# [Belge alıntısı]

Görünmeyen Türkçe: Saklı Sözlük
Saklı Sözlük öğrencilik yıllarımdan başlayıp bu güne değin sürdürdüğüm, elli yılı bulan bir çalışmanın ürünü.
Yalnız mesleğim, mesleğimden öğrendiklerim değil, biraz da yaşadıklarım zorladı beni böyle bir sözlük yazmaya.
Toprak Kovgunları ilk romanım, ikinci kitabım. Bu kitabım çıktıktan sonra kendi dilimize ne kadar yabancılaştırıldığımızı bir kez daha anladım. Sözünü ettiğim romanım MAY Yayınevinin açtığı bir yarışmayla ortaya çıkmıştı. 1983 yılında radyoya uyarlandı. Ankara Radyosu’nda Işık Yenersu, Nurşen Girginkoç gibi sanatçıların oynadığı çekimler bitti, tam yayınlanacakken adını değiştirelim, dediler. Neden? Halk “kovgun”u anlamazmış. “Kovgun” sözcüğünü ben halktan duydum, kendim türetmedim şu bu dediysem de derdimi anlatamadım. “Kovgun” sözcüğünün yer aldığı bir sözlük bulsam, karşımdakileri ikna etmem kolaylaşacaktı. Bakkal dükkânımızda hemşerimiz bir müşteriden duyduğum bu Türkçe sözcük hiçbir sözlükte yoktu, özellikle de Derleme Sözlüğü’nde bulamamak beni çok şaşırttı. Araştırdıkça gördüm ki, hiçbir sözlüğün almadığı bu sözcüğü benden çok önce Ece Ayhan kullanmış, ondan da önce Dadaloğlu’nun şiirlerinde yer bulmuş. Bu sözcük daha sonra benim çabamla Dil Derneği sözlüğüne girdi. Şunu anladım sonunda: Görünmeyen ve görülmek istenmeyen bir Türkçe var. Ciltleri bulan derleme ve tarama sözlüklerimizin de ulaşamadığı sözcüklerimiz var.Tarih boyunca “lisan-ı avam” aşağılamasıyla dil dışı bırakılmış bir dil çıktı karşıma. Bu dilin sınırları 11 Ciltlik Derleme Sözlüğü’nü, 8 ciltlik Tarama Sözlüğü’nü de aşmış.

# [Verilen görev 1]
Saklı Sözlük metninde adı geçen bütün kişileri sırala.

# [Mevcut veriler]
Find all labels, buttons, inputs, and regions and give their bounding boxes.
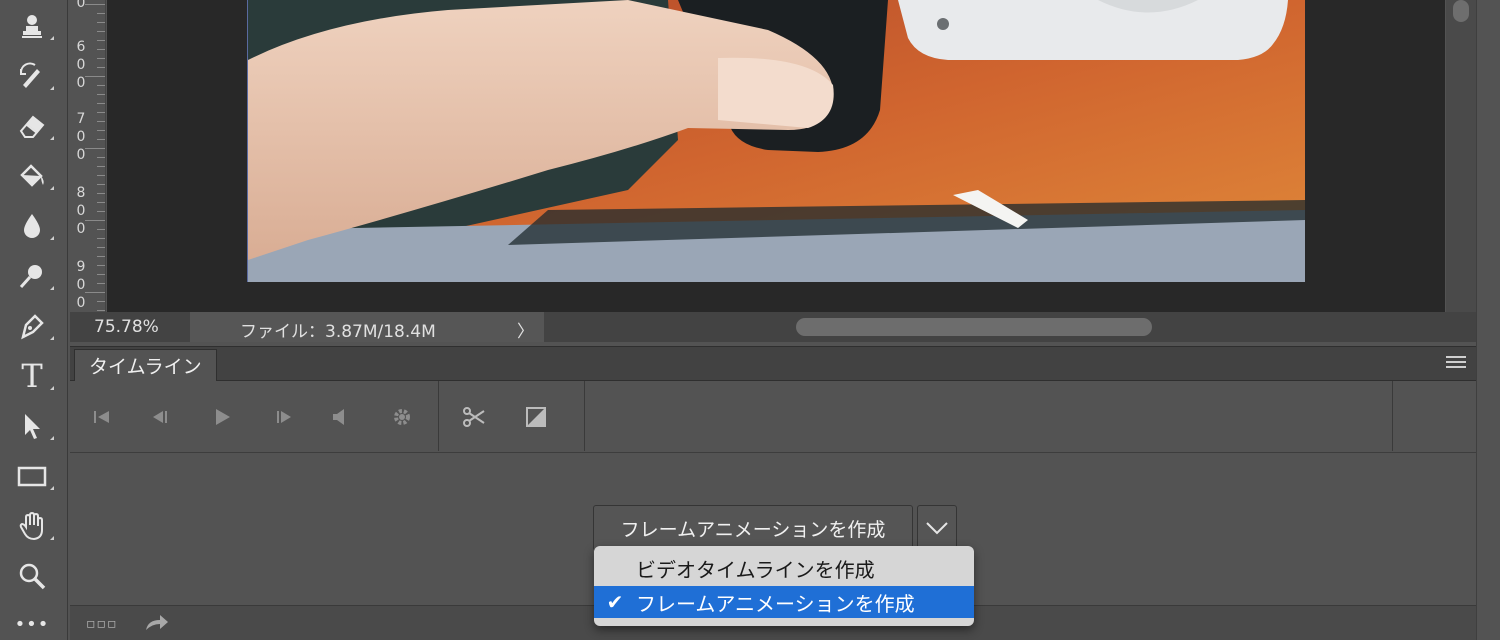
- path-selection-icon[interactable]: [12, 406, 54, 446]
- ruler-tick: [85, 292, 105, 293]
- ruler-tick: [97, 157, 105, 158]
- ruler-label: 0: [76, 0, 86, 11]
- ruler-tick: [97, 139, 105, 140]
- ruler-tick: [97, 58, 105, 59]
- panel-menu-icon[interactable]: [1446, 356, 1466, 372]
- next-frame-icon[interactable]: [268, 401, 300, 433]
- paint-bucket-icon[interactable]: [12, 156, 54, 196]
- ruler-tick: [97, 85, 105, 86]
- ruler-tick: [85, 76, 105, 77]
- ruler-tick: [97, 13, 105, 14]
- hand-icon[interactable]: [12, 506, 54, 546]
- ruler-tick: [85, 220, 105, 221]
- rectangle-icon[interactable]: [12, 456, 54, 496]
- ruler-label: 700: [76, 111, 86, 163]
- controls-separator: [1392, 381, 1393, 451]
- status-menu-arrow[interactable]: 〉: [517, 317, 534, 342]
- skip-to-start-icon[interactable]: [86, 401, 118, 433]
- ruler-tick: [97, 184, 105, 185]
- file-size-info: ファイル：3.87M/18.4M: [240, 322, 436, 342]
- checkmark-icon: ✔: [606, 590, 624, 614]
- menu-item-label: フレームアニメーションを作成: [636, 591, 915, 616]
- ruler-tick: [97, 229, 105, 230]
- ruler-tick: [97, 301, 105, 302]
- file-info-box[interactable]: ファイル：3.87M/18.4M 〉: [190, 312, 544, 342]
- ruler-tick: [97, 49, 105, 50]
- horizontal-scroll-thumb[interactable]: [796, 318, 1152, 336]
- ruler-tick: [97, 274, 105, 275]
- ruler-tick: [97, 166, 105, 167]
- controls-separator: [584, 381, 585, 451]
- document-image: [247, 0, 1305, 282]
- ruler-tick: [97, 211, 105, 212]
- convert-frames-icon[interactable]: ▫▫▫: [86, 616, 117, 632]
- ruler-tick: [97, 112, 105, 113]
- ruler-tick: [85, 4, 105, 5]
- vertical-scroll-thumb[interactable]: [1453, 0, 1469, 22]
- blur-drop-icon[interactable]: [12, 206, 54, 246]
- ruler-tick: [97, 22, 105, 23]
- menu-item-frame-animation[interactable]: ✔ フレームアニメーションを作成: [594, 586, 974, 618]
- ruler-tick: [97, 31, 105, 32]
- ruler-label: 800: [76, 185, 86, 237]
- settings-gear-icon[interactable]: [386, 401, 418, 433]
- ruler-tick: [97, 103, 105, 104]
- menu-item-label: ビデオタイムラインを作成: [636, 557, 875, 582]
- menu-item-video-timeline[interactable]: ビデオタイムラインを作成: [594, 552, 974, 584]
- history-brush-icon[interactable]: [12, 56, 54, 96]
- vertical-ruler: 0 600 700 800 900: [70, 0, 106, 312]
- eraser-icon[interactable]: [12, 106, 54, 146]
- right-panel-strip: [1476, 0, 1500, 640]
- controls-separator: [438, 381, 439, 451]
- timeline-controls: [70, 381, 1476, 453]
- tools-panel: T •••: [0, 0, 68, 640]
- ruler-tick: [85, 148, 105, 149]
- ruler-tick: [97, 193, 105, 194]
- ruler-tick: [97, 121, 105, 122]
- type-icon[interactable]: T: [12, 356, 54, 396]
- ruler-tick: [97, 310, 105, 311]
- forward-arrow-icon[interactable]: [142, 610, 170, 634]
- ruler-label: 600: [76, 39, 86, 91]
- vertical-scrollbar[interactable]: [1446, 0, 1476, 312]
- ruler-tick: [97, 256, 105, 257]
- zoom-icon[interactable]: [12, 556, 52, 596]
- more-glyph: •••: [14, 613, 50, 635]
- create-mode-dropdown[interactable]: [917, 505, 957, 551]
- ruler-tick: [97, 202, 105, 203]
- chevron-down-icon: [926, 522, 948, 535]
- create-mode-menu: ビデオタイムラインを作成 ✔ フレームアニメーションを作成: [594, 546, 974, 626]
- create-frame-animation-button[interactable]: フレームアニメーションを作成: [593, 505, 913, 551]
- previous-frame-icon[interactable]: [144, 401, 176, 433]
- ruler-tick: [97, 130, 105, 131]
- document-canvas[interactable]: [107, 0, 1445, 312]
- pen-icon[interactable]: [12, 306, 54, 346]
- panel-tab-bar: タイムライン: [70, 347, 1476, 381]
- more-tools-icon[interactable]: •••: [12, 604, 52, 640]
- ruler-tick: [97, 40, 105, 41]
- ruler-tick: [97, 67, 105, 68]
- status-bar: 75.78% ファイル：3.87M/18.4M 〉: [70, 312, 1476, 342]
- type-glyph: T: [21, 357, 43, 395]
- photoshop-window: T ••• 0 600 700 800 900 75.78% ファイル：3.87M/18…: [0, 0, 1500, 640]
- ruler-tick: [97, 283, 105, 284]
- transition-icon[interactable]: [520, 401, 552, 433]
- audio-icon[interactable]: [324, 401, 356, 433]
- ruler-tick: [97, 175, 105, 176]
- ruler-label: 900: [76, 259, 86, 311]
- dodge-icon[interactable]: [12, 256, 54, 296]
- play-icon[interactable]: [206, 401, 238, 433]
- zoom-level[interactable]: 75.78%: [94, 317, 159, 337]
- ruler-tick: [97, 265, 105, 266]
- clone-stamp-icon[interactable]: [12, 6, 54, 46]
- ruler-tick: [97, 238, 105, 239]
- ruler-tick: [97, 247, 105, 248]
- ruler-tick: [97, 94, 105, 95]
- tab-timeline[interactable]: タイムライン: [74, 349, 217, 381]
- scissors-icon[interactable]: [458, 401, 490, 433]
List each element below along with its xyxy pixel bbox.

# [Verilen görev 2]
Listede "- path-selection-icon[interactable]: [12, 406, 54, 446]" satırından başlayıp "- next-frame-icon[interactable]: [268, 401, 300, 433]" satırıyla biten bölümü, iki uç satır da dahil olmak üzere, aynen alıntıla.

# [Görev yanıtı 1]
Işık Yenersu, Nurşen Girginkoç, Ece Ayhan ve Dadaloğlu, Saklı Sözlük metninde adı geçen kişilerdir.

# [Görev yanıtı 2]
- path-selection-icon[interactable]: [12, 406, 54, 446]
- ruler-tick: [85, 292, 105, 293]
- ruler-tick: [97, 157, 105, 158]
- ruler-label: 0: [76, 0, 86, 11]
- ruler-tick: [97, 139, 105, 140]
- ruler-tick: [97, 58, 105, 59]
- panel-menu-icon[interactable]: [1446, 356, 1466, 372]
- next-frame-icon[interactable]: [268, 401, 300, 433]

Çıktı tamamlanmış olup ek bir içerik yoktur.